Where a line holds the string "JSON", return that line.

DATA SECTION |
-- begin --

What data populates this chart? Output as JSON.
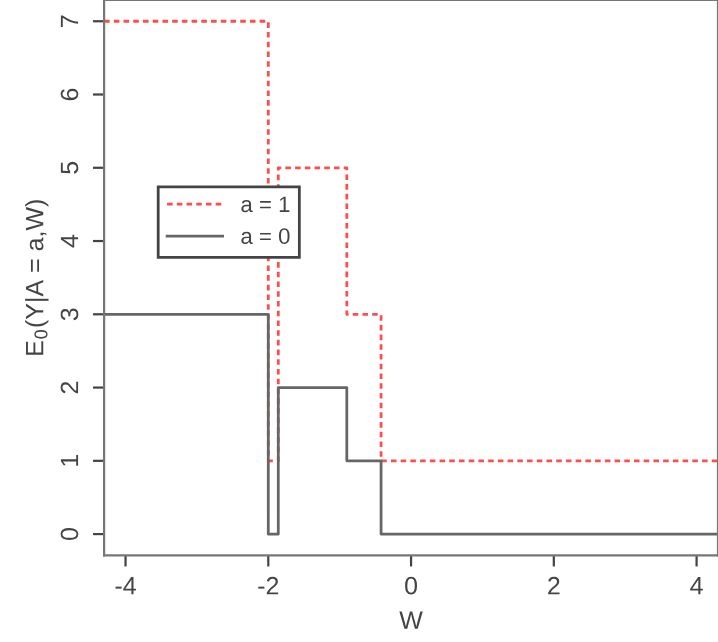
{
  "chart_data": {
    "type": "step",
    "xlabel": "W",
    "ylabel": "E$_{0}$(Y|A = a,W)",
    "x": [
      -4.3,
      -2,
      -1.86,
      -0.9,
      -0.42,
      4.3
    ],
    "series": [
      {
        "name": "a = 1",
        "color": "#ff4d4d",
        "line_style": "dotted",
        "values": [
          7,
          1,
          5,
          3,
          1,
          1
        ]
      },
      {
        "name": "a = 0",
        "color": "#666666",
        "line_style": "solid",
        "values": [
          3,
          0,
          2,
          1,
          0,
          0
        ]
      }
    ],
    "xlim": [
      -4.3,
      4.3
    ],
    "ylim": [
      -0.29,
      7.29
    ],
    "xticks": [
      -4,
      -2,
      0,
      2,
      4
    ],
    "yticks": [
      0,
      1,
      2,
      3,
      4,
      5,
      6,
      7
    ],
    "grid": false,
    "legend": "left"
  }
}
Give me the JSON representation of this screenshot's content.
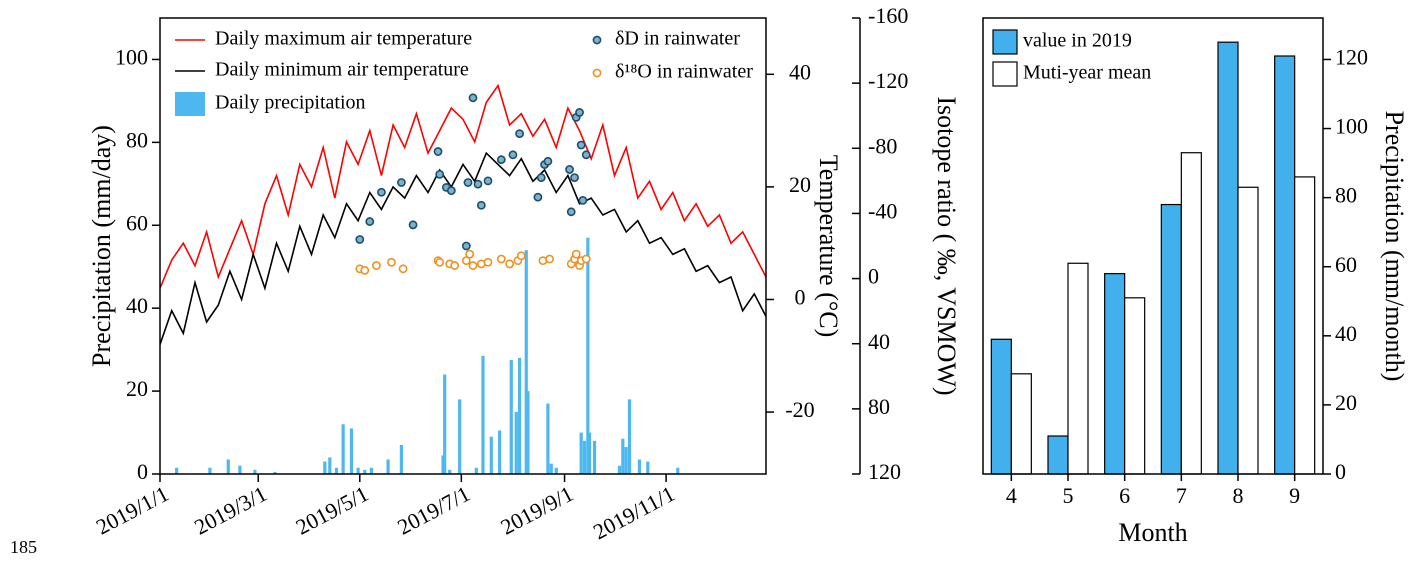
{
  "footer_text": "185",
  "chart_data": [
    {
      "type": "combo",
      "y_label": "Precipitation (mm/day)",
      "y2_label": "Temperature (°C)",
      "y3_label": "Isotope ratio ( ‰, VSMOW)",
      "xlim": [
        "2019/1/1",
        "2019/12/31"
      ],
      "xticks": [
        "2019/1/1",
        "2019/3/1",
        "2019/5/1",
        "2019/7/1",
        "2019/9/1",
        "2019/11/1"
      ],
      "ylim": [
        0,
        110
      ],
      "yticks": [
        0,
        20,
        40,
        60,
        80,
        100
      ],
      "y2lim": [
        -31,
        50
      ],
      "y2ticks": [
        -20,
        0,
        20,
        40
      ],
      "y3lim": [
        120,
        -160
      ],
      "y3ticks": [
        -160,
        -120,
        -80,
        -40,
        0,
        40,
        80,
        120
      ],
      "series": [
        {
          "name": "Daily maximum air temperature",
          "type": "line",
          "axis": "y2",
          "color": "#ff0000",
          "x": [
            "2019/1/1",
            "2019/1/8",
            "2019/1/15",
            "2019/1/22",
            "2019/1/29",
            "2019/2/5",
            "2019/2/12",
            "2019/2/19",
            "2019/2/26",
            "2019/3/5",
            "2019/3/12",
            "2019/3/19",
            "2019/3/26",
            "2019/4/2",
            "2019/4/9",
            "2019/4/16",
            "2019/4/23",
            "2019/4/30",
            "2019/5/7",
            "2019/5/14",
            "2019/5/21",
            "2019/5/28",
            "2019/6/4",
            "2019/6/11",
            "2019/6/18",
            "2019/6/25",
            "2019/7/2",
            "2019/7/9",
            "2019/7/16",
            "2019/7/23",
            "2019/7/30",
            "2019/8/6",
            "2019/8/13",
            "2019/8/20",
            "2019/8/27",
            "2019/9/3",
            "2019/9/10",
            "2019/9/17",
            "2019/9/24",
            "2019/10/1",
            "2019/10/8",
            "2019/10/15",
            "2019/10/22",
            "2019/10/29",
            "2019/11/5",
            "2019/11/12",
            "2019/11/19",
            "2019/11/26",
            "2019/12/3",
            "2019/12/10",
            "2019/12/17",
            "2019/12/24",
            "2019/12/31"
          ],
          "values": [
            2,
            7,
            10,
            6,
            12,
            4,
            9,
            14,
            8,
            17,
            22,
            15,
            24,
            20,
            27,
            18,
            28,
            24,
            30,
            22,
            31,
            27,
            33,
            26,
            30,
            34,
            32,
            28,
            35,
            38,
            31,
            33,
            29,
            32,
            27,
            34,
            30,
            25,
            31,
            22,
            27,
            18,
            21,
            16,
            19,
            14,
            17,
            13,
            15,
            10,
            12,
            8,
            4
          ]
        },
        {
          "name": "Daily minimum air temperature",
          "type": "line",
          "axis": "y2",
          "color": "#000000",
          "x": [
            "2019/1/1",
            "2019/1/8",
            "2019/1/15",
            "2019/1/22",
            "2019/1/29",
            "2019/2/5",
            "2019/2/12",
            "2019/2/19",
            "2019/2/26",
            "2019/3/5",
            "2019/3/12",
            "2019/3/19",
            "2019/3/26",
            "2019/4/2",
            "2019/4/9",
            "2019/4/16",
            "2019/4/23",
            "2019/4/30",
            "2019/5/7",
            "2019/5/14",
            "2019/5/21",
            "2019/5/28",
            "2019/6/4",
            "2019/6/11",
            "2019/6/18",
            "2019/6/25",
            "2019/7/2",
            "2019/7/9",
            "2019/7/16",
            "2019/7/23",
            "2019/7/30",
            "2019/8/6",
            "2019/8/13",
            "2019/8/20",
            "2019/8/27",
            "2019/9/3",
            "2019/9/10",
            "2019/9/17",
            "2019/9/24",
            "2019/10/1",
            "2019/10/8",
            "2019/10/15",
            "2019/10/22",
            "2019/10/29",
            "2019/11/5",
            "2019/11/12",
            "2019/11/19",
            "2019/11/26",
            "2019/12/3",
            "2019/12/10",
            "2019/12/17",
            "2019/12/24",
            "2019/12/31"
          ],
          "values": [
            -8,
            -2,
            -6,
            3,
            -4,
            -1,
            5,
            0,
            8,
            2,
            10,
            5,
            13,
            8,
            15,
            11,
            17,
            14,
            19,
            16,
            20,
            18,
            22,
            19,
            23,
            20,
            24,
            21,
            26,
            24,
            22,
            25,
            21,
            23,
            19,
            22,
            17,
            18,
            15,
            16,
            12,
            14,
            10,
            11,
            8,
            9,
            5,
            6,
            3,
            4,
            -2,
            1,
            -3
          ]
        },
        {
          "name": "Daily precipitation",
          "type": "bar",
          "axis": "y",
          "color": "#4db8f0",
          "x": [
            "2019/1/11",
            "2019/1/31",
            "2019/2/11",
            "2019/2/18",
            "2019/2/27",
            "2019/3/11",
            "2019/4/10",
            "2019/4/13",
            "2019/4/17",
            "2019/4/21",
            "2019/4/26",
            "2019/4/30",
            "2019/5/4",
            "2019/5/8",
            "2019/5/18",
            "2019/5/26",
            "2019/6/20",
            "2019/6/21",
            "2019/6/24",
            "2019/6/30",
            "2019/7/10",
            "2019/7/14",
            "2019/7/19",
            "2019/7/24",
            "2019/7/31",
            "2019/8/3",
            "2019/8/5",
            "2019/8/9",
            "2019/8/10",
            "2019/8/22",
            "2019/8/24",
            "2019/8/27",
            "2019/9/11",
            "2019/9/13",
            "2019/9/15",
            "2019/9/16",
            "2019/9/19",
            "2019/10/4",
            "2019/10/6",
            "2019/10/8",
            "2019/10/10",
            "2019/10/16",
            "2019/10/21",
            "2019/11/8"
          ],
          "values": [
            1.5,
            1.5,
            3.5,
            2,
            1,
            0.5,
            3,
            4,
            1.5,
            12,
            11,
            1.5,
            1,
            1.5,
            3.5,
            7,
            4.5,
            24,
            1,
            18,
            1.5,
            28.5,
            9,
            10.5,
            27.5,
            15,
            28,
            54,
            20,
            17,
            2.5,
            1.5,
            10,
            8,
            57,
            10,
            8,
            2,
            8.5,
            6.5,
            18,
            3.5,
            3,
            1.5
          ]
        },
        {
          "name": "δD in rainwater",
          "type": "scatter",
          "axis": "y3",
          "color": "#1a4f6e",
          "x": [
            "2019/5/1",
            "2019/5/7",
            "2019/5/14",
            "2019/5/26",
            "2019/6/2",
            "2019/6/17",
            "2019/6/18",
            "2019/6/22",
            "2019/6/25",
            "2019/7/4",
            "2019/7/5",
            "2019/7/8",
            "2019/7/11",
            "2019/7/13",
            "2019/7/17",
            "2019/7/25",
            "2019/8/1",
            "2019/8/5",
            "2019/8/16",
            "2019/8/18",
            "2019/8/20",
            "2019/8/22",
            "2019/9/4",
            "2019/9/5",
            "2019/9/7",
            "2019/9/8",
            "2019/9/10",
            "2019/9/11",
            "2019/9/12",
            "2019/9/14"
          ],
          "values": [
            -24,
            -35,
            -53,
            -59,
            -33,
            -78,
            -64,
            -56,
            -54,
            -20,
            -59,
            -111,
            -58,
            -45,
            -60,
            -73,
            -76,
            -89,
            -50,
            -62,
            -70,
            -72,
            -67,
            -41,
            -62,
            -99,
            -102,
            -82,
            -48,
            -76
          ]
        },
        {
          "name": "δ¹⁸O in rainwater",
          "type": "scatter",
          "axis": "y3",
          "color": "#f0901e",
          "x": [
            "2019/5/1",
            "2019/5/4",
            "2019/5/11",
            "2019/5/20",
            "2019/5/27",
            "2019/6/17",
            "2019/6/18",
            "2019/6/24",
            "2019/6/27",
            "2019/7/4",
            "2019/7/6",
            "2019/7/8",
            "2019/7/13",
            "2019/7/17",
            "2019/7/25",
            "2019/7/30",
            "2019/8/4",
            "2019/8/6",
            "2019/8/19",
            "2019/8/23",
            "2019/9/5",
            "2019/9/7",
            "2019/9/8",
            "2019/9/10",
            "2019/9/11",
            "2019/9/14"
          ],
          "values": [
            -6,
            -5,
            -8,
            -10,
            -6,
            -11,
            -10,
            -9,
            -8,
            -11,
            -15,
            -8,
            -9,
            -10,
            -12,
            -9,
            -11,
            -14,
            -11,
            -12,
            -9,
            -12,
            -15,
            -8,
            -11,
            -12
          ]
        }
      ]
    },
    {
      "type": "bar",
      "x_label": "Month",
      "y_label": "Precipitation (mm/month)",
      "categories": [
        "4",
        "5",
        "6",
        "7",
        "8",
        "9"
      ],
      "ylim": [
        0,
        132
      ],
      "yticks": [
        0,
        20,
        40,
        60,
        80,
        100,
        120
      ],
      "series": [
        {
          "name": "value in 2019",
          "color": "#41b0ec",
          "values": [
            39,
            11,
            58,
            78,
            125,
            121
          ]
        },
        {
          "name": "Muti-year mean",
          "color": "#ffffff",
          "values": [
            29,
            61,
            51,
            93,
            83,
            86
          ]
        }
      ]
    }
  ]
}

-- end --

EXPECTED ANSWER |
What data populates this chart? Output as JSON.
Give me the JSON representation of this screenshot's content.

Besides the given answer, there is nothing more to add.